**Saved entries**
——
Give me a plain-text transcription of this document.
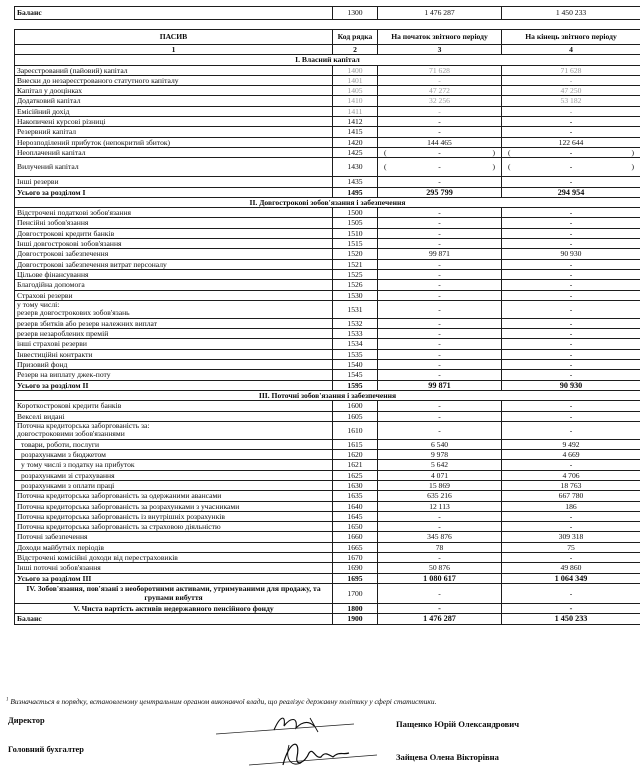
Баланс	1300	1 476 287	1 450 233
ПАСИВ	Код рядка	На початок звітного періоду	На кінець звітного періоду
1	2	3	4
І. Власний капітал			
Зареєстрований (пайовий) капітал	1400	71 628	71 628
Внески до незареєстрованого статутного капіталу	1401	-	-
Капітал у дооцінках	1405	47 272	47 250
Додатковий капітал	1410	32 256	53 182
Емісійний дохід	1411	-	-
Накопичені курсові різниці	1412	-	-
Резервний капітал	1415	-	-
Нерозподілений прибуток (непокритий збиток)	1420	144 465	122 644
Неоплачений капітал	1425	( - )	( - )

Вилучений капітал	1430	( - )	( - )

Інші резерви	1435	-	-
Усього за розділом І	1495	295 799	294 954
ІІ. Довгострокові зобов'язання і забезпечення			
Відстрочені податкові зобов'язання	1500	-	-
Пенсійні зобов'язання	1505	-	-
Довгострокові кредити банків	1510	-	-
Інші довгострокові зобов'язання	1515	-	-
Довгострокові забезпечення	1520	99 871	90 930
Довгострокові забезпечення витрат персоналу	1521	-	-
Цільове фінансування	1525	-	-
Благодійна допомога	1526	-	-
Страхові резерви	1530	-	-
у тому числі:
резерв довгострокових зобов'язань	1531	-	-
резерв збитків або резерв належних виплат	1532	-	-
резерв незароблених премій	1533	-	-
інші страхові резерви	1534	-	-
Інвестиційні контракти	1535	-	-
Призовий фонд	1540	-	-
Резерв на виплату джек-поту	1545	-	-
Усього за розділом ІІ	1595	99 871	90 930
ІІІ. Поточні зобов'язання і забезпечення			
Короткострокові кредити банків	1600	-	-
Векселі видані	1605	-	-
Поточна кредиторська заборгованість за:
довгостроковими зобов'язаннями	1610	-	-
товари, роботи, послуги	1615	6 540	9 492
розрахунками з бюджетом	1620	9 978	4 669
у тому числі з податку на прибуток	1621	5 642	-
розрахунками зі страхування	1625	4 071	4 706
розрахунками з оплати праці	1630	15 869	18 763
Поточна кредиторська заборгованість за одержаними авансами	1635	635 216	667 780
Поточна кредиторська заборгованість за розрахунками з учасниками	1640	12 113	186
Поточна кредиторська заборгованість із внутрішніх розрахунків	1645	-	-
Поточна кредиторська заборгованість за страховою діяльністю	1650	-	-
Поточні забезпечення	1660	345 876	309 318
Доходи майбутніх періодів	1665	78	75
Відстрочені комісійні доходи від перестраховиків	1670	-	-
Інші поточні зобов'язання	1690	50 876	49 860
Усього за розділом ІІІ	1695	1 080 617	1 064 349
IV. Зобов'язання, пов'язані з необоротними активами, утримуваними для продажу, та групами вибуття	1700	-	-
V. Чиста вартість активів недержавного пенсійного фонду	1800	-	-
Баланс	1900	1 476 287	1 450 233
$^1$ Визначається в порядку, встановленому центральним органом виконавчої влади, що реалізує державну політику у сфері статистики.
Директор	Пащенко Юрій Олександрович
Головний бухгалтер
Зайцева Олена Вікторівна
——
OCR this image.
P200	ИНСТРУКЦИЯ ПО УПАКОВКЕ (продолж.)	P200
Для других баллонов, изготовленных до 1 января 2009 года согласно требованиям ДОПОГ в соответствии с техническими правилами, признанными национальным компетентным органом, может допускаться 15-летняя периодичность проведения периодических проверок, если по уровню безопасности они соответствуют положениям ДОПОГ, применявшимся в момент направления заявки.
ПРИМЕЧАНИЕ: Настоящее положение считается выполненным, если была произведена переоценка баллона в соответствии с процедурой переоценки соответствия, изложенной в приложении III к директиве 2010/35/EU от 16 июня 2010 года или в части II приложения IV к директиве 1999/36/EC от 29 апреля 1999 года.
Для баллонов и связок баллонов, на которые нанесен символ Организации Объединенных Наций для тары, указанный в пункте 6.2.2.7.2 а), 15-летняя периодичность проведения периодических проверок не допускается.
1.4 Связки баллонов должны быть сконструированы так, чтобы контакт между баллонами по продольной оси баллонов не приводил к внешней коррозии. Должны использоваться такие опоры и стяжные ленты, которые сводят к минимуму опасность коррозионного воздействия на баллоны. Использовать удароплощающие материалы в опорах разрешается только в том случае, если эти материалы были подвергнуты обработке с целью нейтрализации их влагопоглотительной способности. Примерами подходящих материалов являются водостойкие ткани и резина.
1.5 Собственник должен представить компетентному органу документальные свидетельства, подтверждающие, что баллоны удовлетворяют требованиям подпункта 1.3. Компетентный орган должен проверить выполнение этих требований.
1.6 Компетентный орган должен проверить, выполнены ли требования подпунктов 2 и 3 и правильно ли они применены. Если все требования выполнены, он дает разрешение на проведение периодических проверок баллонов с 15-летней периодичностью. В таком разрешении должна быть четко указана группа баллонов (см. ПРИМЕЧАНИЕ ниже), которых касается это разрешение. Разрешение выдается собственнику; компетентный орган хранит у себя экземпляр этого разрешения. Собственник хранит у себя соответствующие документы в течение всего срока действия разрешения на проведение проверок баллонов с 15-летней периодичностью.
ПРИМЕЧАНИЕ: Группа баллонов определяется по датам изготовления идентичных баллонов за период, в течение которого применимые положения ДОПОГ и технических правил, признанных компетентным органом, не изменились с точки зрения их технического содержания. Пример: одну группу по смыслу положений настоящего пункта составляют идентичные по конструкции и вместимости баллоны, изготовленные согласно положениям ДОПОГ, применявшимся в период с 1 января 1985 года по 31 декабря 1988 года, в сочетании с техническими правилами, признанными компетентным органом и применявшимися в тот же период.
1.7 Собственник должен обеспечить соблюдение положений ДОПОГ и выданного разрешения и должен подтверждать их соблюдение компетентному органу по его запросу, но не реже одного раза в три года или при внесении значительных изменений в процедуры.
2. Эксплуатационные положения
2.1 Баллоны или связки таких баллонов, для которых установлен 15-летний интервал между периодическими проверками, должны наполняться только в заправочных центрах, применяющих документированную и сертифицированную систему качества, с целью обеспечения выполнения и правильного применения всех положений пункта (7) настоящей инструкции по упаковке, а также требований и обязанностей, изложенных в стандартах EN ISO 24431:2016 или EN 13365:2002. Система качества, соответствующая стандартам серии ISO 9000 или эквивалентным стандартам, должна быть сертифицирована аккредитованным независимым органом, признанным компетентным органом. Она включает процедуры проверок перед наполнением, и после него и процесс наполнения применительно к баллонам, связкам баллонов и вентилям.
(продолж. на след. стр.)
——
For the records above, state how many lines include the string "розділом", giving the number and nothing else.

3